■ Some records:

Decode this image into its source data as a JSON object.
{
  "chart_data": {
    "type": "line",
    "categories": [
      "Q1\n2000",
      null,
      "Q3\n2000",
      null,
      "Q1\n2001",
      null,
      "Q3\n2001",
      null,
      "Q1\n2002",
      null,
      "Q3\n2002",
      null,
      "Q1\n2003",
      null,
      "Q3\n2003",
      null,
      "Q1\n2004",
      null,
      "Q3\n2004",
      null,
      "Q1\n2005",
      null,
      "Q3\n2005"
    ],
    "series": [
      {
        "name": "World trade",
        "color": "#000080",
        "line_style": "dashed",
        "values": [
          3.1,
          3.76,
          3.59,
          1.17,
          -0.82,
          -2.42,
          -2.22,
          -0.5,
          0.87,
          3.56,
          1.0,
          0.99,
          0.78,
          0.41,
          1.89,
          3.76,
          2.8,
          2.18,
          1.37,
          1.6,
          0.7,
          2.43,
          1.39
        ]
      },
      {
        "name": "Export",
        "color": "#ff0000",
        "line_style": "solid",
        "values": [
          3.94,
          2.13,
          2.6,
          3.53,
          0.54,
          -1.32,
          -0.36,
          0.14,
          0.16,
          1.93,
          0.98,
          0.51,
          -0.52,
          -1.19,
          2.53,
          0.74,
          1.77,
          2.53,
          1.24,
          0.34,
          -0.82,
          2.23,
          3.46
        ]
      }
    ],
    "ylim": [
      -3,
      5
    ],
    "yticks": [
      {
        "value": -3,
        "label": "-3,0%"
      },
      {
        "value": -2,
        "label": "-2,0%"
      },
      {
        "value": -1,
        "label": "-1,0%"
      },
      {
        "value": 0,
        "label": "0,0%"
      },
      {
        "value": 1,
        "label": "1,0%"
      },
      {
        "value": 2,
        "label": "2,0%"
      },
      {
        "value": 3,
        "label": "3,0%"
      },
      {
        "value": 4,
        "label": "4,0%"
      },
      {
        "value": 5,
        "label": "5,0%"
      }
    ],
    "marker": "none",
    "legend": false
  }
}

■ Instruction:
Write out each line of the data above again, exactly as given.

■ Complete output:
Decode this image into its source data as a JSON object.
{
  "chart_data": {
    "type": "line",
    "categories": [
      "Q1\n2000",
      null,
      "Q3\n2000",
      null,
      "Q1\n2001",
      null,
      "Q3\n2001",
      null,
      "Q1\n2002",
      null,
      "Q3\n2002",
      null,
      "Q1\n2003",
      null,
      "Q3\n2003",
      null,
      "Q1\n2004",
      null,
      "Q3\n2004",
      null,
      "Q1\n2005",
      null,
      "Q3\n2005"
    ],
    "series": [
      {
        "name": "World trade",
        "color": "#000080",
        "line_style": "dashed",
        "values": [
          3.1,
          3.76,
          3.59,
          1.17,
          -0.82,
          -2.42,
          -2.22,
          -0.5,
          0.87,
          3.56,
          1.0,
          0.99,
          0.78,
          0.41,
          1.89,
          3.76,
          2.8,
          2.18,
          1.37,
          1.6,
          0.7,
          2.43,
          1.39
        ]
      },
      {
        "name": "Export",
        "color": "#ff0000",
        "line_style": "solid",
        "values": [
          3.94,
          2.13,
          2.6,
          3.53,
          0.54,
          -1.32,
          -0.36,
          0.14,
          0.16,
          1.93,
          0.98,
          0.51,
          -0.52,
          -1.19,
          2.53,
          0.74,
          1.77,
          2.53,
          1.24,
          0.34,
          -0.82,
          2.23,
          3.46
        ]
      }
    ],
    "ylim": [
      -3,
      5
    ],
    "yticks": [
      {
        "value": -3,
        "label": "-3,0%"
      },
      {
        "value": -2,
        "label": "-2,0%"
      },
      {
        "value": -1,
        "label": "-1,0%"
      },
      {
        "value": 0,
        "label": "0,0%"
      },
      {
        "value": 1,
        "label": "1,0%"
      },
      {
        "value": 2,
        "label": "2,0%"
      },
      {
        "value": 3,
        "label": "3,0%"
      },
      {
        "value": 4,
        "label": "4,0%"
      },
      {
        "value": 5,
        "label": "5,0%"
      }
    ],
    "marker": "none",
    "legend": false
  }
}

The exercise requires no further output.